• GOAL
Look through the lines and report how many include the word "name", giving nothing but the number.
----
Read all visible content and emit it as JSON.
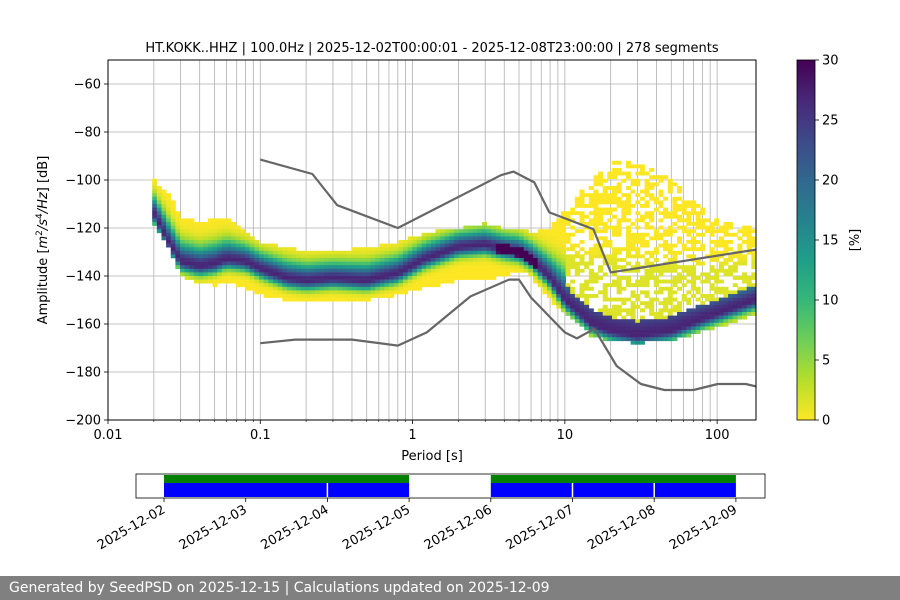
{
  "chart_data": {
    "type": "heatmap",
    "title": "HT.KOKK..HHZ | 100.0Hz | 2025-12-02T00:00:01 - 2025-12-08T23:00:00 | 278 segments",
    "xlabel": "Period [s]",
    "ylabel_main": "Amplitude [",
    "ylabel_math": "m",
    "ylabel_sup1": "2",
    "ylabel_math2": "/s",
    "ylabel_sup2": "4",
    "ylabel_math3": "/Hz",
    "ylabel_end": "] [dB]",
    "x_scale": "log",
    "xlim": [
      0.01,
      180
    ],
    "ylim": [
      -200,
      -50
    ],
    "x_tick_labels": [
      {
        "value": 0.01,
        "label": "0.01"
      },
      {
        "value": 0.1,
        "label": "0.1"
      },
      {
        "value": 1,
        "label": "1"
      },
      {
        "value": 10,
        "label": "10"
      },
      {
        "value": 100,
        "label": "100"
      }
    ],
    "y_tick_labels": [
      {
        "value": -60,
        "label": "−60"
      },
      {
        "value": -80,
        "label": "−80"
      },
      {
        "value": -100,
        "label": "−100"
      },
      {
        "value": -120,
        "label": "−120"
      },
      {
        "value": -140,
        "label": "−140"
      },
      {
        "value": -160,
        "label": "−160"
      },
      {
        "value": -180,
        "label": "−180"
      },
      {
        "value": -200,
        "label": "−200"
      }
    ],
    "grid": "x-major-and-minor, y-major",
    "colorbar": {
      "label": "[%]",
      "range": [
        0,
        30
      ],
      "ticks": [
        {
          "value": 0,
          "label": "0"
        },
        {
          "value": 5,
          "label": "5"
        },
        {
          "value": 10,
          "label": "10"
        },
        {
          "value": 15,
          "label": "15"
        },
        {
          "value": 20,
          "label": "20"
        },
        {
          "value": 25,
          "label": "25"
        },
        {
          "value": 30,
          "label": "30"
        }
      ],
      "colormap": [
        "#fde725",
        "#b5de2b",
        "#6ece58",
        "#35b779",
        "#1f9e89",
        "#26828e",
        "#31688e",
        "#3e4989",
        "#482878",
        "#440154"
      ]
    },
    "noise_model_high": [
      [
        0.1,
        -91.5
      ],
      [
        0.22,
        -97.5
      ],
      [
        0.32,
        -110.5
      ],
      [
        0.8,
        -120
      ],
      [
        3.8,
        -98
      ],
      [
        4.6,
        -96.5
      ],
      [
        6.3,
        -101
      ],
      [
        7.9,
        -113.5
      ],
      [
        15.4,
        -120.5
      ],
      [
        20,
        -138.5
      ],
      [
        180,
        -129
      ]
    ],
    "noise_model_low": [
      [
        0.1,
        -168
      ],
      [
        0.17,
        -166.5
      ],
      [
        0.4,
        -166.5
      ],
      [
        0.8,
        -169
      ],
      [
        1.24,
        -163.5
      ],
      [
        2.4,
        -148.5
      ],
      [
        4.3,
        -141.5
      ],
      [
        5.0,
        -141.5
      ],
      [
        6.0,
        -149
      ],
      [
        10,
        -163.5
      ],
      [
        12,
        -166
      ],
      [
        15.6,
        -162
      ],
      [
        21.9,
        -177.5
      ],
      [
        31.6,
        -185
      ],
      [
        45,
        -187.5
      ],
      [
        70,
        -187.5
      ],
      [
        101,
        -185
      ],
      [
        154,
        -185
      ],
      [
        180,
        -186
      ]
    ],
    "psd_modes": [
      [
        0.02,
        -114,
        -100,
        -118
      ],
      [
        0.025,
        -126,
        -105,
        -128
      ],
      [
        0.03,
        -134,
        -115,
        -140
      ],
      [
        0.04,
        -136,
        -118,
        -143
      ],
      [
        0.05,
        -135,
        -116,
        -144
      ],
      [
        0.06,
        -133,
        -116,
        -143
      ],
      [
        0.08,
        -134,
        -122,
        -145
      ],
      [
        0.1,
        -137,
        -126,
        -148
      ],
      [
        0.15,
        -141,
        -128,
        -150
      ],
      [
        0.2,
        -142,
        -130,
        -151
      ],
      [
        0.3,
        -141,
        -130,
        -150
      ],
      [
        0.5,
        -142,
        -128,
        -150
      ],
      [
        0.8,
        -139,
        -126,
        -148
      ],
      [
        1.2,
        -133,
        -122,
        -145
      ],
      [
        2.0,
        -128,
        -120,
        -142
      ],
      [
        3.0,
        -127,
        -118,
        -142
      ],
      [
        4.0,
        -129,
        -120,
        -140
      ],
      [
        5.0,
        -130,
        -120,
        -138
      ],
      [
        6.0,
        -133,
        -122,
        -140
      ],
      [
        8.0,
        -141,
        -120,
        -150
      ],
      [
        10.0,
        -150,
        -112,
        -155
      ],
      [
        15.0,
        -160,
        -100,
        -165
      ],
      [
        20.0,
        -163,
        -92,
        -167
      ],
      [
        30.0,
        -165,
        -92,
        -168
      ],
      [
        50.0,
        -163,
        -100,
        -167
      ],
      [
        80.0,
        -158,
        -112,
        -163
      ],
      [
        120.0,
        -154,
        -118,
        -160
      ],
      [
        180.0,
        -150,
        -120,
        -156
      ]
    ],
    "availability": {
      "date_labels": [
        "2025-12-02",
        "2025-12-03",
        "2025-12-04",
        "2025-12-05",
        "2025-12-06",
        "2025-12-07",
        "2025-12-08",
        "2025-12-09"
      ],
      "data_span_days": [
        [
          0,
          3
        ],
        [
          4,
          7
        ]
      ],
      "segment_breaks_days": [
        2,
        5,
        6
      ],
      "data_color": "#008000",
      "psd_color": "#0000ff"
    }
  },
  "footer": {
    "text": "Generated by SeedPSD on 2025-12-15 | Calculations updated on 2025-12-09"
  }
}
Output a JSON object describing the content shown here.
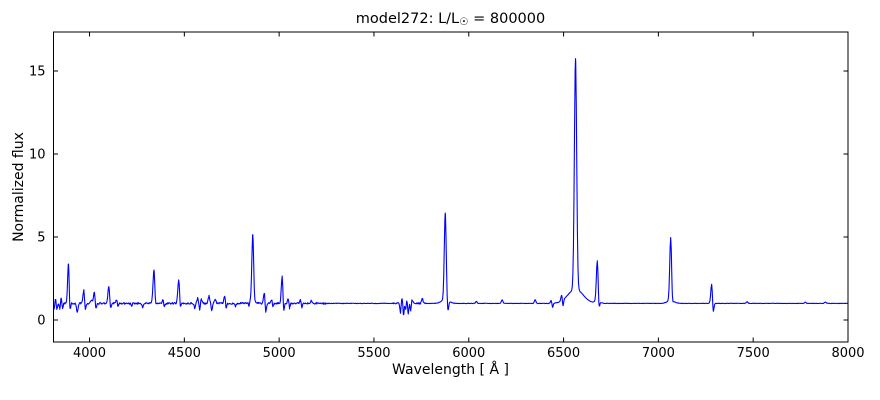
{
  "title": {
    "prefix": "model272: L/L",
    "sub": "☉",
    "suffix": " = 800000"
  },
  "chart_data": {
    "type": "line",
    "title": "model272: L/L☉ = 800000",
    "xlabel": "Wavelength [ Å ]",
    "ylabel": "Normalized flux",
    "xlim": [
      3810,
      8000
    ],
    "ylim": [
      -1.325,
      17.35
    ],
    "xticks": [
      4000,
      4500,
      5000,
      5500,
      6000,
      6500,
      7000,
      7500,
      8000
    ],
    "yticks": [
      0,
      5,
      10,
      15
    ],
    "grid": false,
    "legend": "none",
    "line_color": "#0000ff",
    "background": "#ffffff",
    "axis_color": "#000000",
    "continuum": 1.0,
    "noise": {
      "seed": 42,
      "regions": [
        {
          "from": 3810,
          "to": 5250,
          "amp": 0.055
        },
        {
          "from": 5250,
          "to": 5600,
          "amp": 0.018
        },
        {
          "from": 5600,
          "to": 5770,
          "amp": 0.05
        },
        {
          "from": 5770,
          "to": 8000,
          "amp": 0.012
        }
      ]
    },
    "emission_lines": [
      {
        "wl": 3820,
        "peak": 1.35,
        "sigma": 4
      },
      {
        "wl": 3850,
        "peak": 1.3,
        "sigma": 3.5
      },
      {
        "wl": 3889,
        "peak": 3.45,
        "sigma": 4.5
      },
      {
        "wl": 3970,
        "peak": 1.85,
        "sigma": 4.5
      },
      {
        "wl": 4009,
        "peak": 1.2,
        "sigma": 4
      },
      {
        "wl": 4026,
        "peak": 1.75,
        "sigma": 4.5
      },
      {
        "wl": 4102,
        "peak": 2.05,
        "sigma": 5
      },
      {
        "wl": 4144,
        "peak": 1.25,
        "sigma": 4
      },
      {
        "wl": 4340,
        "peak": 3.1,
        "sigma": 5
      },
      {
        "wl": 4388,
        "peak": 1.2,
        "sigma": 4
      },
      {
        "wl": 4471,
        "peak": 2.45,
        "sigma": 5
      },
      {
        "wl": 4570,
        "peak": 1.3,
        "sigma": 4
      },
      {
        "wl": 4590,
        "peak": 1.25,
        "sigma": 4
      },
      {
        "wl": 4630,
        "peak": 1.45,
        "sigma": 4
      },
      {
        "wl": 4662,
        "peak": 1.25,
        "sigma": 4
      },
      {
        "wl": 4713,
        "peak": 1.5,
        "sigma": 4
      },
      {
        "wl": 4861,
        "peak": 5.2,
        "sigma": 5,
        "wing_amp": 0.12,
        "wing_sigma": 18
      },
      {
        "wl": 4922,
        "peak": 1.7,
        "sigma": 4
      },
      {
        "wl": 4960,
        "peak": 1.25,
        "sigma": 4
      },
      {
        "wl": 5016,
        "peak": 2.7,
        "sigma": 4.5
      },
      {
        "wl": 5048,
        "peak": 1.3,
        "sigma": 4
      },
      {
        "wl": 5112,
        "peak": 1.2,
        "sigma": 4
      },
      {
        "wl": 5170,
        "peak": 1.15,
        "sigma": 4
      },
      {
        "wl": 5648,
        "peak": 1.3,
        "sigma": 4
      },
      {
        "wl": 5672,
        "peak": 1.35,
        "sigma": 4
      },
      {
        "wl": 5700,
        "peak": 1.25,
        "sigma": 4
      },
      {
        "wl": 5755,
        "peak": 1.3,
        "sigma": 4
      },
      {
        "wl": 5876,
        "peak": 6.45,
        "sigma": 5,
        "wing_amp": 0.22,
        "wing_sigma": 20
      },
      {
        "wl": 6040,
        "peak": 1.12,
        "sigma": 4
      },
      {
        "wl": 6176,
        "peak": 1.22,
        "sigma": 4
      },
      {
        "wl": 6350,
        "peak": 1.22,
        "sigma": 4
      },
      {
        "wl": 6435,
        "peak": 1.18,
        "sigma": 4
      },
      {
        "wl": 6490,
        "peak": 1.35,
        "sigma": 4
      },
      {
        "wl": 6563,
        "peak": 15.75,
        "sigma": 6,
        "wing_amp": 0.85,
        "wing_sigma": 40
      },
      {
        "wl": 6678,
        "peak": 3.6,
        "sigma": 5,
        "wing_amp": 0.1,
        "wing_sigma": 15
      },
      {
        "wl": 7065,
        "peak": 5.0,
        "sigma": 5,
        "wing_amp": 0.15,
        "wing_sigma": 20
      },
      {
        "wl": 7281,
        "peak": 2.2,
        "sigma": 4.5
      },
      {
        "wl": 7468,
        "peak": 1.1,
        "sigma": 4
      },
      {
        "wl": 7775,
        "peak": 1.08,
        "sigma": 4
      },
      {
        "wl": 7880,
        "peak": 1.08,
        "sigma": 4
      }
    ],
    "absorption_lines": [
      {
        "wl": 3814,
        "min": 0.6,
        "sigma": 3
      },
      {
        "wl": 3828,
        "min": 0.55,
        "sigma": 3
      },
      {
        "wl": 3843,
        "min": 0.65,
        "sigma": 3
      },
      {
        "wl": 3858,
        "min": 0.7,
        "sigma": 3
      },
      {
        "wl": 3896,
        "min": 0.15,
        "sigma": 3.5
      },
      {
        "wl": 3935,
        "min": 0.5,
        "sigma": 4
      },
      {
        "wl": 3977,
        "min": 0.45,
        "sigma": 3.5
      },
      {
        "wl": 4033,
        "min": 0.5,
        "sigma": 3.5
      },
      {
        "wl": 4110,
        "min": 0.5,
        "sigma": 3.5
      },
      {
        "wl": 4150,
        "min": 0.7,
        "sigma": 3
      },
      {
        "wl": 4222,
        "min": 0.8,
        "sigma": 3
      },
      {
        "wl": 4280,
        "min": 0.78,
        "sigma": 3
      },
      {
        "wl": 4347,
        "min": 0.55,
        "sigma": 3.5
      },
      {
        "wl": 4394,
        "min": 0.75,
        "sigma": 3
      },
      {
        "wl": 4478,
        "min": 0.4,
        "sigma": 3.5
      },
      {
        "wl": 4555,
        "min": 0.7,
        "sigma": 3
      },
      {
        "wl": 4581,
        "min": 0.6,
        "sigma": 3
      },
      {
        "wl": 4645,
        "min": 0.55,
        "sigma": 3
      },
      {
        "wl": 4720,
        "min": 0.6,
        "sigma": 3
      },
      {
        "wl": 4770,
        "min": 0.8,
        "sigma": 3
      },
      {
        "wl": 4841,
        "min": 0.8,
        "sigma": 3
      },
      {
        "wl": 4868,
        "min": 0.6,
        "sigma": 3.5
      },
      {
        "wl": 4929,
        "min": 0.35,
        "sigma": 3.5
      },
      {
        "wl": 4967,
        "min": 0.75,
        "sigma": 3
      },
      {
        "wl": 5023,
        "min": 0.3,
        "sigma": 3.5
      },
      {
        "wl": 5055,
        "min": 0.65,
        "sigma": 3
      },
      {
        "wl": 5120,
        "min": 0.72,
        "sigma": 3
      },
      {
        "wl": 5640,
        "min": 0.4,
        "sigma": 3
      },
      {
        "wl": 5656,
        "min": 0.25,
        "sigma": 3
      },
      {
        "wl": 5668,
        "min": 0.45,
        "sigma": 3
      },
      {
        "wl": 5681,
        "min": 0.35,
        "sigma": 3
      },
      {
        "wl": 5694,
        "min": 0.5,
        "sigma": 3
      },
      {
        "wl": 5890,
        "min": 0.35,
        "sigma": 4
      },
      {
        "wl": 6442,
        "min": 0.72,
        "sigma": 3
      },
      {
        "wl": 6497,
        "min": 0.58,
        "sigma": 3
      },
      {
        "wl": 6686,
        "min": 0.28,
        "sigma": 3.5
      },
      {
        "wl": 7073,
        "min": 0.55,
        "sigma": 3.5
      },
      {
        "wl": 7289,
        "min": 0.35,
        "sigma": 3.5
      }
    ]
  }
}
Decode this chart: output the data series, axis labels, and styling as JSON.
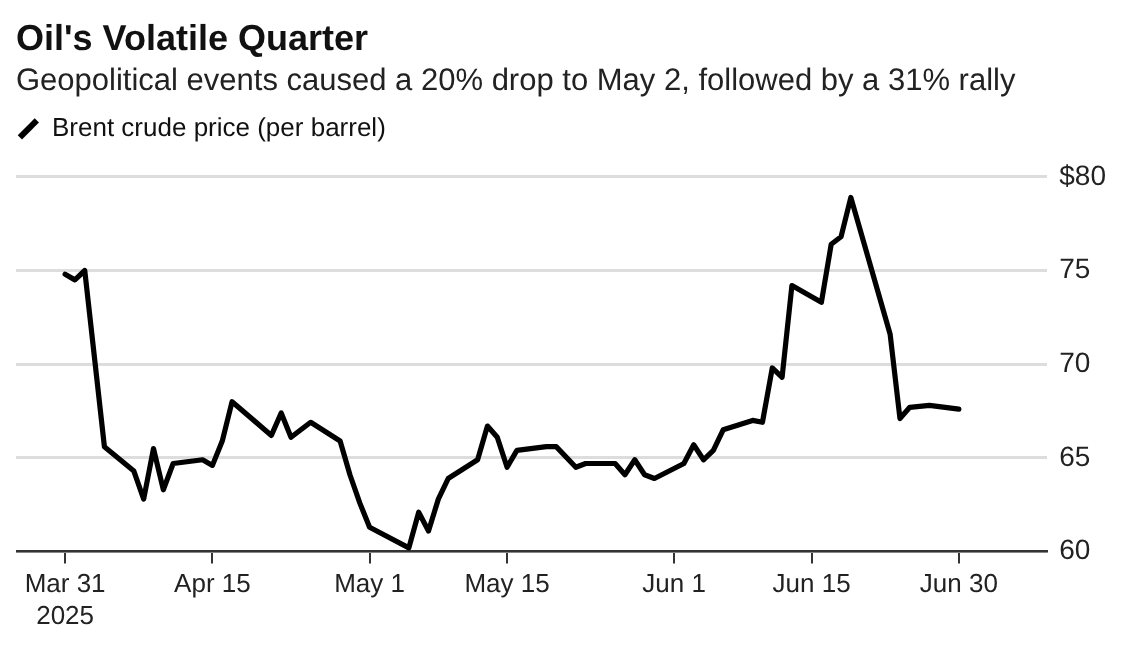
{
  "chart_data": {
    "type": "line",
    "title": "Oil's Volatile Quarter",
    "subtitle": "Geopolitical events caused a 20% drop to May 2, followed by a 31% rally",
    "x": [
      "2025-03-31",
      "2025-04-01",
      "2025-04-02",
      "2025-04-04",
      "2025-04-07",
      "2025-04-08",
      "2025-04-09",
      "2025-04-10",
      "2025-04-11",
      "2025-04-14",
      "2025-04-15",
      "2025-04-16",
      "2025-04-17",
      "2025-04-21",
      "2025-04-22",
      "2025-04-23",
      "2025-04-25",
      "2025-04-28",
      "2025-04-29",
      "2025-04-30",
      "2025-05-01",
      "2025-05-05",
      "2025-05-06",
      "2025-05-07",
      "2025-05-08",
      "2025-05-09",
      "2025-05-12",
      "2025-05-13",
      "2025-05-14",
      "2025-05-15",
      "2025-05-16",
      "2025-05-19",
      "2025-05-20",
      "2025-05-22",
      "2025-05-23",
      "2025-05-26",
      "2025-05-27",
      "2025-05-28",
      "2025-05-29",
      "2025-05-30",
      "2025-06-02",
      "2025-06-03",
      "2025-06-04",
      "2025-06-05",
      "2025-06-06",
      "2025-06-09",
      "2025-06-10",
      "2025-06-11",
      "2025-06-12",
      "2025-06-13",
      "2025-06-16",
      "2025-06-17",
      "2025-06-18",
      "2025-06-19",
      "2025-06-23",
      "2025-06-24",
      "2025-06-25",
      "2025-06-27",
      "2025-06-30"
    ],
    "series": [
      {
        "name": "Brent crude price (per barrel)",
        "color": "#000000",
        "values": [
          74.8,
          74.5,
          75.0,
          65.6,
          64.3,
          62.8,
          65.5,
          63.3,
          64.7,
          64.9,
          64.6,
          65.9,
          68.0,
          66.2,
          67.4,
          66.1,
          66.9,
          65.9,
          64.1,
          62.6,
          61.3,
          60.2,
          62.1,
          61.1,
          62.8,
          63.9,
          64.9,
          66.7,
          66.1,
          64.5,
          65.4,
          65.6,
          65.6,
          64.5,
          64.7,
          64.7,
          64.1,
          64.9,
          64.1,
          63.9,
          64.7,
          65.7,
          64.9,
          65.4,
          66.5,
          67.0,
          66.9,
          69.8,
          69.3,
          74.2,
          73.3,
          76.4,
          76.8,
          78.9,
          71.6,
          67.1,
          67.7,
          67.8,
          67.6
        ]
      }
    ],
    "xlim": [
      "2025-03-26",
      "2025-07-09"
    ],
    "xticks": [
      {
        "value": "2025-03-31",
        "label": "Mar 31\n2025"
      },
      {
        "value": "2025-04-15",
        "label": "Apr 15"
      },
      {
        "value": "2025-05-01",
        "label": "May 1"
      },
      {
        "value": "2025-05-15",
        "label": "May 15"
      },
      {
        "value": "2025-06-01",
        "label": "Jun 1"
      },
      {
        "value": "2025-06-15",
        "label": "Jun 15"
      },
      {
        "value": "2025-06-30",
        "label": "Jun 30"
      }
    ],
    "ylim": [
      60,
      80
    ],
    "yticks": [
      60,
      65,
      70,
      75,
      {
        "value": 80,
        "label": "$80"
      }
    ],
    "grid": "y",
    "legend": "top left",
    "marker": "none",
    "line_style": "solid"
  }
}
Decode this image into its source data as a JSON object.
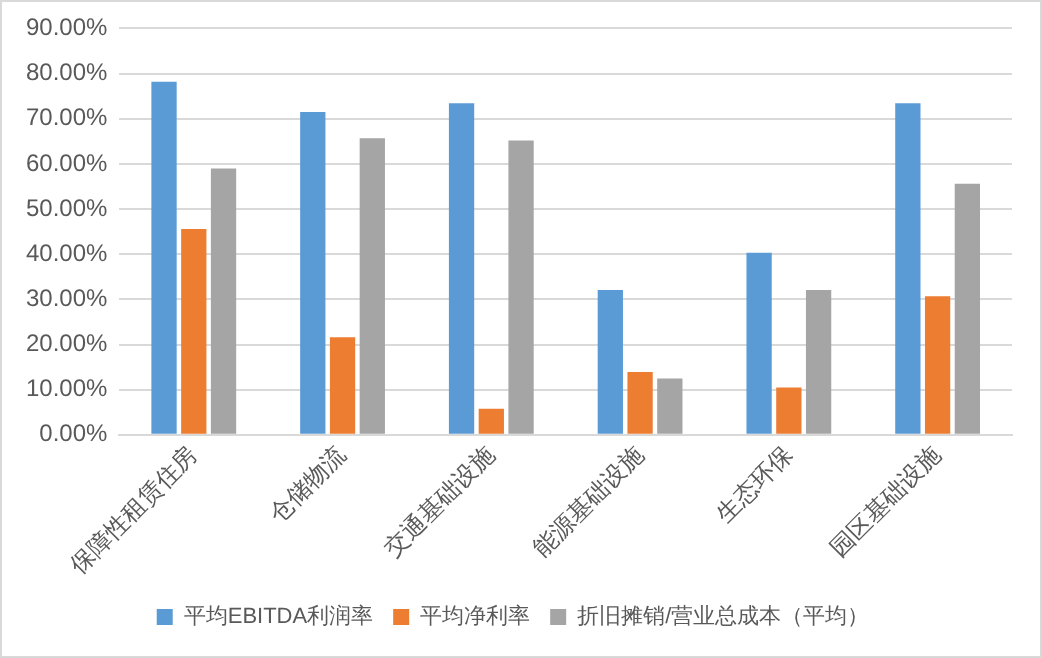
{
  "chart_data": {
    "type": "bar",
    "categories": [
      "保障性租赁住房",
      "仓储物流",
      "交通基础设施",
      "能源基础设施",
      "生态环保",
      "园区基础设施"
    ],
    "series": [
      {
        "name": "平均EBITDA利润率",
        "color": "#5b9bd5",
        "values": [
          78.2,
          71.5,
          73.4,
          32.1,
          40.3,
          73.4
        ]
      },
      {
        "name": "平均净利率",
        "color": "#ed7d31",
        "values": [
          45.6,
          21.6,
          5.8,
          13.9,
          10.5,
          30.7
        ]
      },
      {
        "name": "折旧摊销/营业总成本（平均）",
        "color": "#a5a5a5",
        "values": [
          59.0,
          65.7,
          65.2,
          12.5,
          32.1,
          55.6
        ]
      }
    ],
    "ylim": [
      0,
      90
    ],
    "yticks": [
      {
        "value": 0,
        "label": "0.00%"
      },
      {
        "value": 10,
        "label": "10.00%"
      },
      {
        "value": 20,
        "label": "20.00%"
      },
      {
        "value": 30,
        "label": "30.00%"
      },
      {
        "value": 40,
        "label": "40.00%"
      },
      {
        "value": 50,
        "label": "50.00%"
      },
      {
        "value": 60,
        "label": "60.00%"
      },
      {
        "value": 70,
        "label": "70.00%"
      },
      {
        "value": 80,
        "label": "80.00%"
      },
      {
        "value": 90,
        "label": "90.00%"
      }
    ],
    "grid": "y",
    "legend": "bottom"
  }
}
----
• EXPECTED ANSWER
4